WHAT IS BEING ASKED:
All lines holding the string "type" should be copied from the data below.

DATASET EXTRACT: Begin

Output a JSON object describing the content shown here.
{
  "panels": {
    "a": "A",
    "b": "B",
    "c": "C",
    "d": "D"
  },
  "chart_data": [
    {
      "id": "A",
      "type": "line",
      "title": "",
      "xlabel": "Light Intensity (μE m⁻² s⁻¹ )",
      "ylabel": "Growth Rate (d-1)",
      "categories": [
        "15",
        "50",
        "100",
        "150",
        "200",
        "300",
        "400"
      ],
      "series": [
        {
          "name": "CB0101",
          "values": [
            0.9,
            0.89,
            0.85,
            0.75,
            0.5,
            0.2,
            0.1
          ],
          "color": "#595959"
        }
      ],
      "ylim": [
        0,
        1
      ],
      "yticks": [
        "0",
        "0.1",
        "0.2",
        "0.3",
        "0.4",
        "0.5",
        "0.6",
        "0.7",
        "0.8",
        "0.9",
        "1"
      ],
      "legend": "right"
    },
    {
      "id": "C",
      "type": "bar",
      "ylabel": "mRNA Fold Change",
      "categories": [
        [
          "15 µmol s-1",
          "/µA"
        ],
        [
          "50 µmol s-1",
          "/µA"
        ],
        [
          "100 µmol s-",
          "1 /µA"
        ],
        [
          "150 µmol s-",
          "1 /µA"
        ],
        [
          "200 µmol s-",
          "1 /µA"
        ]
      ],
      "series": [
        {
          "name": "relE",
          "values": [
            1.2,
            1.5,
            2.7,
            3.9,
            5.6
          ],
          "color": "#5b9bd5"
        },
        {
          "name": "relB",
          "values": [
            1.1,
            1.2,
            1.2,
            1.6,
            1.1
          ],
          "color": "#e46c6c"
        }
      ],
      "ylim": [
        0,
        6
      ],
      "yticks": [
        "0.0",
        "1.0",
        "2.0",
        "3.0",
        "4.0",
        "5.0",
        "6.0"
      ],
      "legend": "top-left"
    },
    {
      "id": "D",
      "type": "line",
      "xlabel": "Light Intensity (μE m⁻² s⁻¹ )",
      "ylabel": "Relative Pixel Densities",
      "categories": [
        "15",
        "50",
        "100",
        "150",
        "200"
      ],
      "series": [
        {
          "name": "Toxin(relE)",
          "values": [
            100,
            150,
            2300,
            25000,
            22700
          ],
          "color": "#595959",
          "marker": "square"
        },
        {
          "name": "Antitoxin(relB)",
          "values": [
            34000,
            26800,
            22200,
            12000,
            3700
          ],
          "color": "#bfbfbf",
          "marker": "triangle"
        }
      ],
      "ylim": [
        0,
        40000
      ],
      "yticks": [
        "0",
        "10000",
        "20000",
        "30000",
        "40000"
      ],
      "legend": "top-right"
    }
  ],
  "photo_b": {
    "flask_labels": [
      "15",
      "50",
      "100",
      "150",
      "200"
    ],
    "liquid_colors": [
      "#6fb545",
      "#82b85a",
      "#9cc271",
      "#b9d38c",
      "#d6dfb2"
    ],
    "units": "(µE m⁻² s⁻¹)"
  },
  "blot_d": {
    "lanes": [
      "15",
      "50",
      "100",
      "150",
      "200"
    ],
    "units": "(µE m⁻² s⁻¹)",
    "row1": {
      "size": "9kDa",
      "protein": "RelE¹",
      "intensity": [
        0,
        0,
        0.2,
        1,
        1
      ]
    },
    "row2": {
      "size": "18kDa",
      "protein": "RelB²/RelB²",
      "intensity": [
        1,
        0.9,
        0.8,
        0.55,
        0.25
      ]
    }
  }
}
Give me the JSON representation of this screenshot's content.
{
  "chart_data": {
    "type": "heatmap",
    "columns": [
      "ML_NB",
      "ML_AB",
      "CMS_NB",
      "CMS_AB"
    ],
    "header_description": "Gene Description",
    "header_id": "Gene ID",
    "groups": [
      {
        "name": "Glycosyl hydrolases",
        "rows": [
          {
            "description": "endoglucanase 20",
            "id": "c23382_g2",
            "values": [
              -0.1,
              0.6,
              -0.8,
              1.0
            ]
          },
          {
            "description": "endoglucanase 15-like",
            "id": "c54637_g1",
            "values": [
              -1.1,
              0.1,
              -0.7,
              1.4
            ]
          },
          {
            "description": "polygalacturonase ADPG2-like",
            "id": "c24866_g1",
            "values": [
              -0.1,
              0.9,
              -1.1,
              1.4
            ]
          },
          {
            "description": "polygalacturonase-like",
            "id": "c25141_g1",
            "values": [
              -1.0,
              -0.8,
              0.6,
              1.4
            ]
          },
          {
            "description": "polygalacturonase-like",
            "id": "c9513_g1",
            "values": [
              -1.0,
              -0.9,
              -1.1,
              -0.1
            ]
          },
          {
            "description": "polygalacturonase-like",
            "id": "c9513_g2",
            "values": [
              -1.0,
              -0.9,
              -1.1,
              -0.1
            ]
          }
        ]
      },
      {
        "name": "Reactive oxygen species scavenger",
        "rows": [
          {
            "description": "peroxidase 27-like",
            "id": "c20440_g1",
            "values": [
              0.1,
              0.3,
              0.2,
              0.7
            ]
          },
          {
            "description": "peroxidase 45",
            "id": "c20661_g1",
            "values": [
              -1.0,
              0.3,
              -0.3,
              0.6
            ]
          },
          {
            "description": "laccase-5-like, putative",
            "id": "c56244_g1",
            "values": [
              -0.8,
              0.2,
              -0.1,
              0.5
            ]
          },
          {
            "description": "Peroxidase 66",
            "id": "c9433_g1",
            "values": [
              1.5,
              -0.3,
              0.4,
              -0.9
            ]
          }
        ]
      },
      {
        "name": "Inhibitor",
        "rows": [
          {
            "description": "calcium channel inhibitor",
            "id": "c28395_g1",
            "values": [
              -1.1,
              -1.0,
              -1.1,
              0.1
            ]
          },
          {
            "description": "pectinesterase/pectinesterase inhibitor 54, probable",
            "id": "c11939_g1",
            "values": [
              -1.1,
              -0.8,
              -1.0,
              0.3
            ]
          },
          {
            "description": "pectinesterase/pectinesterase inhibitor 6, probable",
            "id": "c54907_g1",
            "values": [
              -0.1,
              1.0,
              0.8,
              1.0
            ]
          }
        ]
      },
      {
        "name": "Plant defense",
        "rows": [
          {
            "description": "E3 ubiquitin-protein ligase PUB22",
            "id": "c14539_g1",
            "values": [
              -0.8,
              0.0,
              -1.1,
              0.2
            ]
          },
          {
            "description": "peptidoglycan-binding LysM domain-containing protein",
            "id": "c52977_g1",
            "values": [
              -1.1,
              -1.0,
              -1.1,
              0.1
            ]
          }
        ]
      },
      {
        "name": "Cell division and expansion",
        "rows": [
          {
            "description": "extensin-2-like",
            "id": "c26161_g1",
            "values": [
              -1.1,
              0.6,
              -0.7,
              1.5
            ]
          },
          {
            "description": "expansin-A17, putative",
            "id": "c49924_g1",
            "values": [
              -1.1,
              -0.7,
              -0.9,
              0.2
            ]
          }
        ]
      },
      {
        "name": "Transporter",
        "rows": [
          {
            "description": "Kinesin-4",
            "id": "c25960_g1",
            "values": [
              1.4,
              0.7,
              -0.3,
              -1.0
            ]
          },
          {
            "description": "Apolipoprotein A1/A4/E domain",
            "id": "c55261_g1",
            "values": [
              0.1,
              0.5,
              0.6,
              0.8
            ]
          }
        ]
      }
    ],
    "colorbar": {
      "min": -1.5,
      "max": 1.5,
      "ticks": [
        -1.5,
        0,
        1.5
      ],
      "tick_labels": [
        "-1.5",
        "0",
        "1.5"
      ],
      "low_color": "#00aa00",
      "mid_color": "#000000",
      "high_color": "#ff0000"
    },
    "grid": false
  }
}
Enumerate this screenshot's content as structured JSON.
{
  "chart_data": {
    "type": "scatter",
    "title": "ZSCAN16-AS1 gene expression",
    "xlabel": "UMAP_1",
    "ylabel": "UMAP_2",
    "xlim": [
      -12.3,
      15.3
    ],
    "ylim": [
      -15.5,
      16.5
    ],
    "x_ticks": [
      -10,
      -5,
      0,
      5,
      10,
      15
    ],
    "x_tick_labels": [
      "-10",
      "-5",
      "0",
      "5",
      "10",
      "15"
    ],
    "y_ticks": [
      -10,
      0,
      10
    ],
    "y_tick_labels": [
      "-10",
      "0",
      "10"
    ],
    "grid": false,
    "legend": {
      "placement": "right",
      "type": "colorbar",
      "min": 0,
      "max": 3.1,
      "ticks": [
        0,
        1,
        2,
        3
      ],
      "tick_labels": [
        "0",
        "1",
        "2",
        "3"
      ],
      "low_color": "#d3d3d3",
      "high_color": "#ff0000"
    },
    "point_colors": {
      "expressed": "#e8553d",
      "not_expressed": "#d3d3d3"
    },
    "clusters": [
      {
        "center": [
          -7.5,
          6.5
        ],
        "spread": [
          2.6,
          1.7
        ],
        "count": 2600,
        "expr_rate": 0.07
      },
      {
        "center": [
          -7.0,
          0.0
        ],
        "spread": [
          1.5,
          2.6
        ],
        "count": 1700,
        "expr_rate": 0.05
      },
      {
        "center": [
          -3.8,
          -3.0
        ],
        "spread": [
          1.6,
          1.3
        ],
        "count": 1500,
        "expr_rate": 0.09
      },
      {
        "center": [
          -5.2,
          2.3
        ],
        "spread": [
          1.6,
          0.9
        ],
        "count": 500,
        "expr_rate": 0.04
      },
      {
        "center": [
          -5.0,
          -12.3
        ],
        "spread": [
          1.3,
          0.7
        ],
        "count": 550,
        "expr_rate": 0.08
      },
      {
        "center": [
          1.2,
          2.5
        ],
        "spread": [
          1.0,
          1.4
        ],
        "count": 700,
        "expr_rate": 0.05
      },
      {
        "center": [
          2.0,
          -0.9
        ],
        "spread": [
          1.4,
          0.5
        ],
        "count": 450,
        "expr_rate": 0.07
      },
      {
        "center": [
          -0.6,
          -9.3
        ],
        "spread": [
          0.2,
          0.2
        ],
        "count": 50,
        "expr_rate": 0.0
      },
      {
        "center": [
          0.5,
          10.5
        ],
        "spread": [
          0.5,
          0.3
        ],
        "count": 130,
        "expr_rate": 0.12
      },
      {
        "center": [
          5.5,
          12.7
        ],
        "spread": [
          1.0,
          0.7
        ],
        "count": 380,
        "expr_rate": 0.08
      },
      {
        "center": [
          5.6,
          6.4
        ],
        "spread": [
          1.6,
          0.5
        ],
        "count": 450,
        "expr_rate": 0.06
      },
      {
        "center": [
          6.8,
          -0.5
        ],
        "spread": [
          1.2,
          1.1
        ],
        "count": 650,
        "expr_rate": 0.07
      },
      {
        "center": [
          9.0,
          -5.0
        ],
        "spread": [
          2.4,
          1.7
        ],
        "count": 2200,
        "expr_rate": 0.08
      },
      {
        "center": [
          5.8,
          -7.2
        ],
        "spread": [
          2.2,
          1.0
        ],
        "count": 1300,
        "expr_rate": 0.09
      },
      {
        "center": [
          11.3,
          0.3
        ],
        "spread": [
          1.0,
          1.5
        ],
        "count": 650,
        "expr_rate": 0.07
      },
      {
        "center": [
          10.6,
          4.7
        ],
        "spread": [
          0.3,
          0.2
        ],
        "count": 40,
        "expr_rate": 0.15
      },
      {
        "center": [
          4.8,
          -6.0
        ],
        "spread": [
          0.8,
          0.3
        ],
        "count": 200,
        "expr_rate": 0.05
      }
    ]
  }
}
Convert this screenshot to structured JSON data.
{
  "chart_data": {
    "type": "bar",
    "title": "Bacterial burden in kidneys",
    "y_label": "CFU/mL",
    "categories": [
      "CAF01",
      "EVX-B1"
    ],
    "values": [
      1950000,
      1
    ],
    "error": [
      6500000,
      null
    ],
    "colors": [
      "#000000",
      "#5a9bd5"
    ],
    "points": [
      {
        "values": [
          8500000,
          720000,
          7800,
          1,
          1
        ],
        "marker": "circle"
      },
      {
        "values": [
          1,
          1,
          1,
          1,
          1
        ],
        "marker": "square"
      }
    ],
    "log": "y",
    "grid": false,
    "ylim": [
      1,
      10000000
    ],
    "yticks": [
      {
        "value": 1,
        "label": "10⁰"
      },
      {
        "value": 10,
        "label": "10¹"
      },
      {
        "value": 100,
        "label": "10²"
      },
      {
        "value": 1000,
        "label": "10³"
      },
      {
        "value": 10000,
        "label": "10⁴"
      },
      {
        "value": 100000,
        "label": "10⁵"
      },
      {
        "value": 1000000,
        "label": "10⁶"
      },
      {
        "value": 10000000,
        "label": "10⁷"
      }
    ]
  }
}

DATASET EXTRACT: End

SOLVED PROBLEM:
      "type": "line",
      "type": "bar",
      "type": "line",
    "type": "heatmap",
    "type": "scatter",
      "type": "colorbar",
    "type": "bar",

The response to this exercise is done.